§ Exercise directions:
Output each entry verbatim and exclude every picture from it.

Recorded data
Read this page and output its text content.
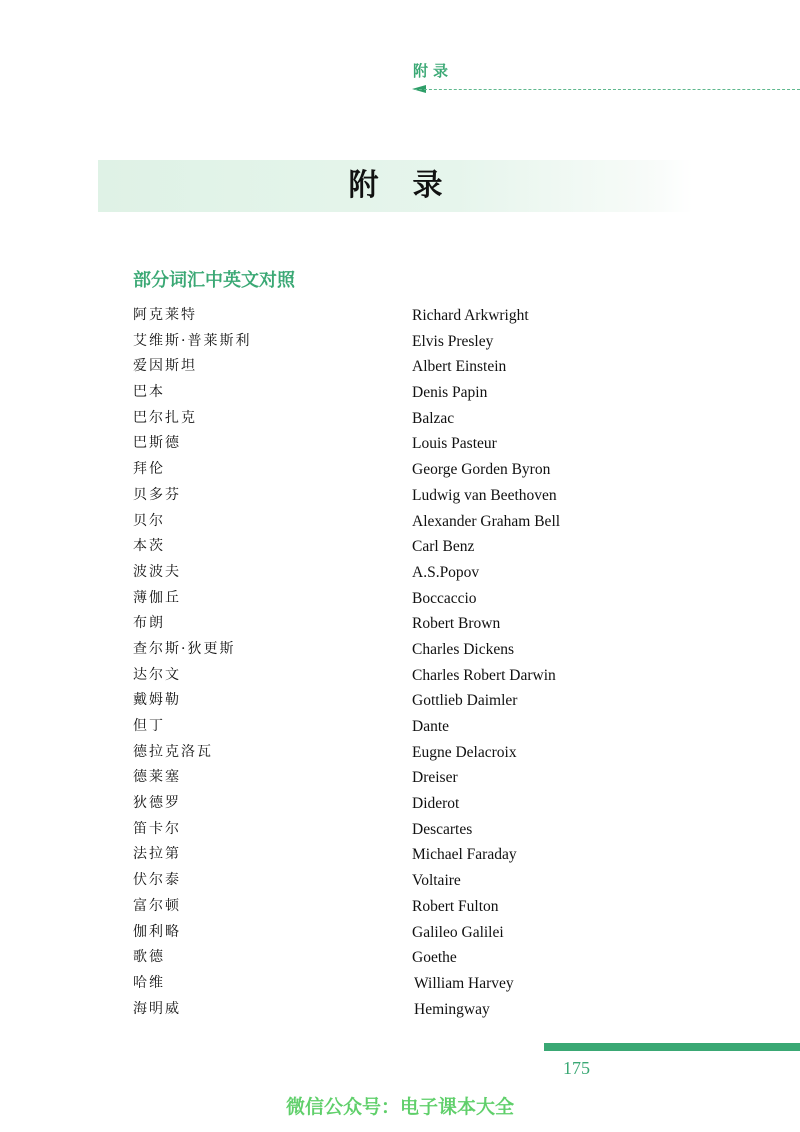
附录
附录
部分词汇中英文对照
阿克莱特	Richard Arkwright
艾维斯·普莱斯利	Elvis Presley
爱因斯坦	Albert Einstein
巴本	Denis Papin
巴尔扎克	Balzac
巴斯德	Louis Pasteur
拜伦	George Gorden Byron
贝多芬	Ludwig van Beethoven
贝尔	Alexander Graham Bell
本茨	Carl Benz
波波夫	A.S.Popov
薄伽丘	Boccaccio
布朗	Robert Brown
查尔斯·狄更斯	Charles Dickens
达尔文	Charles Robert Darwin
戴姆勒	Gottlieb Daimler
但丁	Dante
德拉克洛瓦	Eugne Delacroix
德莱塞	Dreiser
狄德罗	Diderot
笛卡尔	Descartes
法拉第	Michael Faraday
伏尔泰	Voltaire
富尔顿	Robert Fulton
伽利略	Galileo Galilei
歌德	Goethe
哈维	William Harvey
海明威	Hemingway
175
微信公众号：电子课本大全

§ Answer for the task:
Read this page and output its text content.
附录
附录
部分词汇中英文对照
阿克莱特	Richard Arkwright
艾维斯·普莱斯利	Elvis Presley
爱因斯坦	Albert Einstein
巴本	Denis Papin
巴尔扎克	Balzac
巴斯德	Louis Pasteur
拜伦	George Gorden Byron
贝多芬	Ludwig van Beethoven
贝尔	Alexander Graham Bell
本茨	Carl Benz
波波夫	A.S.Popov
薄伽丘	Boccaccio
布朗	Robert Brown
查尔斯·狄更斯	Charles Dickens
达尔文	Charles Robert Darwin
戴姆勒	Gottlieb Daimler
但丁	Dante
德拉克洛瓦	Eugne Delacroix
德莱塞	Dreiser
狄德罗	Diderot
笛卡尔	Descartes
法拉第	Michael Faraday
伏尔泰	Voltaire
富尔顿	Robert Fulton
伽利略	Galileo Galilei
歌德	Goethe
哈维	William Harvey
海明威	Hemingway
175
微信公众号：电子课本大全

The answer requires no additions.